** Start of Input rows **

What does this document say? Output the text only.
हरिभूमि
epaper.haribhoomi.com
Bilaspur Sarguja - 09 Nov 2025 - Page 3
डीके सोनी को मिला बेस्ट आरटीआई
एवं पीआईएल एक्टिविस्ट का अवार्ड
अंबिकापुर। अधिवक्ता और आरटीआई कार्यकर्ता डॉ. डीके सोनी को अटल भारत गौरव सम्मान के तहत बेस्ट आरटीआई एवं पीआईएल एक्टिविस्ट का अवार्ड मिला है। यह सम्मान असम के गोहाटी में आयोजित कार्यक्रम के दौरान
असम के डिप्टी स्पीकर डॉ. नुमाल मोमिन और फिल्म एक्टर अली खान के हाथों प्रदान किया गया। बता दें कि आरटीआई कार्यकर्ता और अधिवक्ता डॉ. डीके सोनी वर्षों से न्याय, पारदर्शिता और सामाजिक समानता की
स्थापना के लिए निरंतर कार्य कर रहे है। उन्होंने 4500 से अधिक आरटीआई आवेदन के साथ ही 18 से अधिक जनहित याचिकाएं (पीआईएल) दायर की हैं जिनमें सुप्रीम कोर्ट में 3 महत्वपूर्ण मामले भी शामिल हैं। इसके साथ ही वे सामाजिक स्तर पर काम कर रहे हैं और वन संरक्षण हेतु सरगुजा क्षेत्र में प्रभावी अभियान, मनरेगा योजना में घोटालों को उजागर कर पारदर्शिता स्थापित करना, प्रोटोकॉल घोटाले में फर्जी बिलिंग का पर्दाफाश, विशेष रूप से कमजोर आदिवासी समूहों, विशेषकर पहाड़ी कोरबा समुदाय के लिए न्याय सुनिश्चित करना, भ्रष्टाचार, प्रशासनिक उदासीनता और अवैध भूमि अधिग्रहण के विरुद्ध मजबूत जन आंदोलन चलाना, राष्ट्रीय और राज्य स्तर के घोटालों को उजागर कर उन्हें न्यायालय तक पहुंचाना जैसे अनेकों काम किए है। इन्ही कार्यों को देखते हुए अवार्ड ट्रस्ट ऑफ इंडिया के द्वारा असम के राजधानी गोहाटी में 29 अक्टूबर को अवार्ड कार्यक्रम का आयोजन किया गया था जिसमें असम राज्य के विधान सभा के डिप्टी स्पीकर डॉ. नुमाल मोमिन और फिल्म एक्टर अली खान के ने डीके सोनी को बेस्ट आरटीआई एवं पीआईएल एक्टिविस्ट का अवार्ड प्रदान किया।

** End of Input rows **

■ Problem details: Reproduce the records above exactly as they appear.

■ Exercise result:
What does this document say? Output the text only.
हरिभूमि
epaper.haribhoomi.com
Bilaspur Sarguja - 09 Nov 2025 - Page 3
डीके सोनी को मिला बेस्ट आरटीआई
एवं पीआईएल एक्टिविस्ट का अवार्ड
अंबिकापुर। अधिवक्ता और आरटीआई कार्यकर्ता डॉ. डीके सोनी को अटल भारत गौरव सम्मान के तहत बेस्ट आरटीआई एवं पीआईएल एक्टिविस्ट का अवार्ड मिला है। यह सम्मान असम के गोहाटी में आयोजित कार्यक्रम के दौरान
असम के डिप्टी स्पीकर डॉ. नुमाल मोमिन और फिल्म एक्टर अली खान के हाथों प्रदान किया गया। बता दें कि आरटीआई कार्यकर्ता और अधिवक्ता डॉ. डीके सोनी वर्षों से न्याय, पारदर्शिता और सामाजिक समानता की
स्थापना के लिए निरंतर कार्य कर रहे है। उन्होंने 4500 से अधिक आरटीआई आवेदन के साथ ही 18 से अधिक जनहित याचिकाएं (पीआईएल) दायर की हैं जिनमें सुप्रीम कोर्ट में 3 महत्वपूर्ण मामले भी शामिल हैं। इसके साथ ही वे सामाजिक स्तर पर काम कर रहे हैं और वन संरक्षण हेतु सरगुजा क्षेत्र में प्रभावी अभियान, मनरेगा योजना में घोटालों को उजागर कर पारदर्शिता स्थापित करना, प्रोटोकॉल घोटाले में फर्जी बिलिंग का पर्दाफाश, विशेष रूप से कमजोर आदिवासी समूहों, विशेषकर पहाड़ी कोरबा समुदाय के लिए न्याय सुनिश्चित करना, भ्रष्टाचार, प्रशासनिक उदासीनता और अवैध भूमि अधिग्रहण के विरुद्ध मजबूत जन आंदोलन चलाना, राष्ट्रीय और राज्य स्तर के घोटालों को उजागर कर उन्हें न्यायालय तक पहुंचाना जैसे अनेकों काम किए है। इन्ही कार्यों को देखते हुए अवार्ड ट्रस्ट ऑफ इंडिया के द्वारा असम के राजधानी गोहाटी में 29 अक्टूबर को अवार्ड कार्यक्रम का आयोजन किया गया था जिसमें असम राज्य के विधान सभा के डिप्टी स्पीकर डॉ. नुमाल मोमिन और फिल्म एक्टर अली खान के ने डीके सोनी को बेस्ट आरटीआई एवं पीआईएल एक्टिविस्ट का अवार्ड प्रदान किया।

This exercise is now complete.